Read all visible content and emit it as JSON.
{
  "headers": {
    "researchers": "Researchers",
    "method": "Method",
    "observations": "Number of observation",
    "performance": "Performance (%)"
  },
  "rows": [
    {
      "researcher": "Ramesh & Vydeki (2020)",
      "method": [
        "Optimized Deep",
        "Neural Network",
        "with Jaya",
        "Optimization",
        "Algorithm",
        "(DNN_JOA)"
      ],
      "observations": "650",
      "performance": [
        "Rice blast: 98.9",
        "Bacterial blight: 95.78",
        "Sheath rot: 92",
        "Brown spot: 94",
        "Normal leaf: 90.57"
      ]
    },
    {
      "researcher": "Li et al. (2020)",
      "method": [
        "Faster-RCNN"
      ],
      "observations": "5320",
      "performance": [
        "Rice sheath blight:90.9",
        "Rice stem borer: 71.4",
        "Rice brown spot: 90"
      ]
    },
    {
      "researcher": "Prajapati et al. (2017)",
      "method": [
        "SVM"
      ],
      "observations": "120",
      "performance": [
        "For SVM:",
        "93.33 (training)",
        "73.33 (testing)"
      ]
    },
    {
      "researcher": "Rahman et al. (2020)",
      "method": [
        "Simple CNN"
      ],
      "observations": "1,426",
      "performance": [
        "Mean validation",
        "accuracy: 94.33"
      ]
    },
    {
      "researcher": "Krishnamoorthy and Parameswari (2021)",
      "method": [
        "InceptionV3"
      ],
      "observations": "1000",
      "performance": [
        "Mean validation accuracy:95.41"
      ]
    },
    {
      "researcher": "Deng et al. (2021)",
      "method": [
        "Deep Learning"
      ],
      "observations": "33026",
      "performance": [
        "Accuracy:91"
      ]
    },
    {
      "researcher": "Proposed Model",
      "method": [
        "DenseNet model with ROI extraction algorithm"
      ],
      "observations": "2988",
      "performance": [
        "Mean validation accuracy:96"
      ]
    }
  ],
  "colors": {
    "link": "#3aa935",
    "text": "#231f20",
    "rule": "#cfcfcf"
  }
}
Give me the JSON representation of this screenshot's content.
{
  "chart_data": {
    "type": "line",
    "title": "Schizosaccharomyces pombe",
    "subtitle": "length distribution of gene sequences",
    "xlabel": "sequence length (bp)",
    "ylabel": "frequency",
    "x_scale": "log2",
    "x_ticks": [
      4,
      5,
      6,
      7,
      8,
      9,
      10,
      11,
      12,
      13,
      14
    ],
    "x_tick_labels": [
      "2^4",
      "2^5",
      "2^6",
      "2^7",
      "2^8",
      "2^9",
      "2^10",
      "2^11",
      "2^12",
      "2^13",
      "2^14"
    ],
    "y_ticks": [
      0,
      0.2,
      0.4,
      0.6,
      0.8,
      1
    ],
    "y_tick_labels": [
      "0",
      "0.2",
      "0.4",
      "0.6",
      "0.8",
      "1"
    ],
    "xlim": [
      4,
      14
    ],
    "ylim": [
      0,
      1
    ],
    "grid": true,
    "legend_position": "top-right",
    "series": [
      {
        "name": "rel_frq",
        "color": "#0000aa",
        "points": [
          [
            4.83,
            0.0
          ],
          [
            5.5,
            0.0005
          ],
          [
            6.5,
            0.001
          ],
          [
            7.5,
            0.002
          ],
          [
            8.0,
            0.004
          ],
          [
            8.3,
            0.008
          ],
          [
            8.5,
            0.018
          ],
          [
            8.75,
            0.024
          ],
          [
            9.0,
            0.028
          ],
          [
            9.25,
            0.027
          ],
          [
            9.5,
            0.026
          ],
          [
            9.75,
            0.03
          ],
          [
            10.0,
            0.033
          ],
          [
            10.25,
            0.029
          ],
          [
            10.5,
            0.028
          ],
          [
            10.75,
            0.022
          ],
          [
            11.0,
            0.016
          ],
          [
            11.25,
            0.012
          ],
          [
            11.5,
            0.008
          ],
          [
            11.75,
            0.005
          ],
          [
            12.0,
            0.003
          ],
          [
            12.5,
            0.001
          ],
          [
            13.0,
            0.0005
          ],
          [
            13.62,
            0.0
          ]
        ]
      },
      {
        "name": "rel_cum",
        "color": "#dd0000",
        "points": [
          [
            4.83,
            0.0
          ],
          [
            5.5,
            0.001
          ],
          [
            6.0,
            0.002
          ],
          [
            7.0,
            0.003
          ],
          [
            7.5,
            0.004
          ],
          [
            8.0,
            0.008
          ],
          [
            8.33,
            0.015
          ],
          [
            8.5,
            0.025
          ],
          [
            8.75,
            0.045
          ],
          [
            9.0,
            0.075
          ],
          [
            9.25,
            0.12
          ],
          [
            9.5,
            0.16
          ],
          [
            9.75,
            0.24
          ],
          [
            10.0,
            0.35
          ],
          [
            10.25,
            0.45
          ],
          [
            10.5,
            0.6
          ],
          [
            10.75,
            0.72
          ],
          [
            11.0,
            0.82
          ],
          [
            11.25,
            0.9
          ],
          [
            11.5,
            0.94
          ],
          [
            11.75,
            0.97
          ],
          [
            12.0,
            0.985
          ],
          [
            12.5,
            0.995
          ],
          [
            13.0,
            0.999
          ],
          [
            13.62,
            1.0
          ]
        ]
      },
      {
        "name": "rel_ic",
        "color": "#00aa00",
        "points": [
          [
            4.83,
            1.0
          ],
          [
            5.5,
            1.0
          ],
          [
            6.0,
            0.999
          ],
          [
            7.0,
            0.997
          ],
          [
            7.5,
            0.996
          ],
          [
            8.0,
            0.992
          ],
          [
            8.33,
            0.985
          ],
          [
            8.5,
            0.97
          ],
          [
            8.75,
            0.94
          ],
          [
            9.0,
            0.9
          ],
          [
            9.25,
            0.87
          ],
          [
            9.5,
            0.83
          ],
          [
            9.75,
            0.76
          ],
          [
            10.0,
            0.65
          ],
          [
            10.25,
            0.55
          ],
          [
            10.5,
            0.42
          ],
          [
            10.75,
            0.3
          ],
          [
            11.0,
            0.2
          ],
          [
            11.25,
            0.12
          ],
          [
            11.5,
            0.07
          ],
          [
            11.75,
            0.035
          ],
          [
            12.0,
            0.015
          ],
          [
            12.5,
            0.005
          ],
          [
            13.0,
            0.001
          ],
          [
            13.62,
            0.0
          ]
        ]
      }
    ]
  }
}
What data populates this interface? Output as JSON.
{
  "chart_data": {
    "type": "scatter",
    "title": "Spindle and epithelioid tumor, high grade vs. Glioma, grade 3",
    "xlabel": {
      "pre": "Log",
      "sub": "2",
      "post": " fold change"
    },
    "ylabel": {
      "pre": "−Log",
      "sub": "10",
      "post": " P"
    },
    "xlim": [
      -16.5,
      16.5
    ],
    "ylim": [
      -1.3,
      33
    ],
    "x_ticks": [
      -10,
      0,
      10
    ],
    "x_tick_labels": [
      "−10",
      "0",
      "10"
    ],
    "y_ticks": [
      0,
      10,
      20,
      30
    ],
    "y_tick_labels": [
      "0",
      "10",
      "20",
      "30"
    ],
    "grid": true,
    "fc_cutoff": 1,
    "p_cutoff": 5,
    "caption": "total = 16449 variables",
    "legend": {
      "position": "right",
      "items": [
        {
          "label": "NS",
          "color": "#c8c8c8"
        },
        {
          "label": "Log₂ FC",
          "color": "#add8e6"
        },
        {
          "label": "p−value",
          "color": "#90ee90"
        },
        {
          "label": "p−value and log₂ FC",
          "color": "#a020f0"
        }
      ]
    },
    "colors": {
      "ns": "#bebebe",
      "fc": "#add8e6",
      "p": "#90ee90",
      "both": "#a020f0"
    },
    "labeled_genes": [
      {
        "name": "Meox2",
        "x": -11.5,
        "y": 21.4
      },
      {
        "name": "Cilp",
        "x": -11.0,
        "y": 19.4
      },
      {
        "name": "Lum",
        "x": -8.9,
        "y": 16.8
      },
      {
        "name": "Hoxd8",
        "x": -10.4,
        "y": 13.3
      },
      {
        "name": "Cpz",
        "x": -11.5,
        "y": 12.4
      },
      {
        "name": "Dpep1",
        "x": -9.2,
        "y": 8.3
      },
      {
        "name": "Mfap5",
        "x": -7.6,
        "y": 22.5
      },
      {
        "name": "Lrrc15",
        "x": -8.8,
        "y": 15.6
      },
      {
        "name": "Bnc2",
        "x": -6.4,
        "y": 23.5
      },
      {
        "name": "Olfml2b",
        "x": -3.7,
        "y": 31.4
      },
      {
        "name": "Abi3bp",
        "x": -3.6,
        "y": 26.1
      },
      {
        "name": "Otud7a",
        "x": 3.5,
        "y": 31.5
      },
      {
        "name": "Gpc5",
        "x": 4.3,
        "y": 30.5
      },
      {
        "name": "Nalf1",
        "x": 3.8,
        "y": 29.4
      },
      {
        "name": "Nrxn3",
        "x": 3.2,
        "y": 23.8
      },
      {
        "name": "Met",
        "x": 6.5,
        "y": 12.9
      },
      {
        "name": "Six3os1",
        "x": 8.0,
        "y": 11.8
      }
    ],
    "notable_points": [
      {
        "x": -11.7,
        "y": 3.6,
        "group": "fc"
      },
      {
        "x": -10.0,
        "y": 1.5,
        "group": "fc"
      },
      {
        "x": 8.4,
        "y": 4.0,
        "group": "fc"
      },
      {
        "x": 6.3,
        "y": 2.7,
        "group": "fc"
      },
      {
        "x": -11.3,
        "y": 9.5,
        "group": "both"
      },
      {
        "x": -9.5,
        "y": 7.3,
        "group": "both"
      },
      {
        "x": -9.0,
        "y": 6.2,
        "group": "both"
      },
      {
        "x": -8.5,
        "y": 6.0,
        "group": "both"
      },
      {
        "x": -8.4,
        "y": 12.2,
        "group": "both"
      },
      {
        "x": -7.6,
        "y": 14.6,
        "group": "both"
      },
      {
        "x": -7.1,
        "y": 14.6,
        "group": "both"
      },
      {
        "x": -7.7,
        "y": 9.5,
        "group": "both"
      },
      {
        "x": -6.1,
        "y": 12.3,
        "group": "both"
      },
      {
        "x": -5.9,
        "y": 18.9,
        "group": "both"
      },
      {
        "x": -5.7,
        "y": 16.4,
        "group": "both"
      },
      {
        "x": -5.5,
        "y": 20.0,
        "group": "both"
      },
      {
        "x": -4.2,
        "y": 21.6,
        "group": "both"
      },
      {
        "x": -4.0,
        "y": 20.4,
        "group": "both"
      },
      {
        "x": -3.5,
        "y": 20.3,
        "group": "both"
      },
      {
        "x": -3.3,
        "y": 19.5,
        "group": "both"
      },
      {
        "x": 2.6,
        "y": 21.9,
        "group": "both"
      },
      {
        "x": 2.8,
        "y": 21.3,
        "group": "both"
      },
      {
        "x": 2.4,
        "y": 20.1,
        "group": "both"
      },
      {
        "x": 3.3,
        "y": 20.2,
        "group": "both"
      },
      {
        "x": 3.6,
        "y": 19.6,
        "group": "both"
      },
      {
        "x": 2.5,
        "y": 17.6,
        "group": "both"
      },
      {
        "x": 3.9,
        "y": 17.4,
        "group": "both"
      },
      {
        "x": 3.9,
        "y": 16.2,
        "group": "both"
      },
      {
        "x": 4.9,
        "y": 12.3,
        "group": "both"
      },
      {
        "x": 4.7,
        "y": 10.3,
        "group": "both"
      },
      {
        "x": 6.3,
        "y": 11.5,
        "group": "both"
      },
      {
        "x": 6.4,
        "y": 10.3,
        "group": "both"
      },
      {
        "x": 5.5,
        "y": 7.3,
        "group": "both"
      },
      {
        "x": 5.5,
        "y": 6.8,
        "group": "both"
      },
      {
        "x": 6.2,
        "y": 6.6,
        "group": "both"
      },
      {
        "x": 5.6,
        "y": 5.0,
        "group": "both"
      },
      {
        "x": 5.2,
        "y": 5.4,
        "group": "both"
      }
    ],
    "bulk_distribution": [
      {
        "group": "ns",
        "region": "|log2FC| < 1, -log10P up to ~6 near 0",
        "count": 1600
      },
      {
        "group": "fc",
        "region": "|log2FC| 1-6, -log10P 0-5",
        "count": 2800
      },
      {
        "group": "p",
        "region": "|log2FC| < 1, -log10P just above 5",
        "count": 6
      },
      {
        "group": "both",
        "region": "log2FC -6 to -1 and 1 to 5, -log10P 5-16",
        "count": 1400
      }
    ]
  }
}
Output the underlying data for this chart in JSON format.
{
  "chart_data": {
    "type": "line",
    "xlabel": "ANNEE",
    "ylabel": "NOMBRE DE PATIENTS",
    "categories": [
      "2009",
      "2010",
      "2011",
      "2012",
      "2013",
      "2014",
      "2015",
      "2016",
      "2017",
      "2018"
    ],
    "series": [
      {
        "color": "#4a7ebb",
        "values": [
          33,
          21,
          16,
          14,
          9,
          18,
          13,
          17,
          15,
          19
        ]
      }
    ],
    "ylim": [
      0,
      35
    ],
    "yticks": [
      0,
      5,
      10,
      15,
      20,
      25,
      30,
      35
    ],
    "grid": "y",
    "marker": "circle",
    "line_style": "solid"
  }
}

§

What the task asks =>
Each line carrying the string "JSON" should be copied out from the entries.

Output for this exercise =>
Read all visible content and emit it as JSON.
Give me the JSON representation of this screenshot's content.
What data populates this interface? Output as JSON.
Output the underlying data for this chart in JSON format.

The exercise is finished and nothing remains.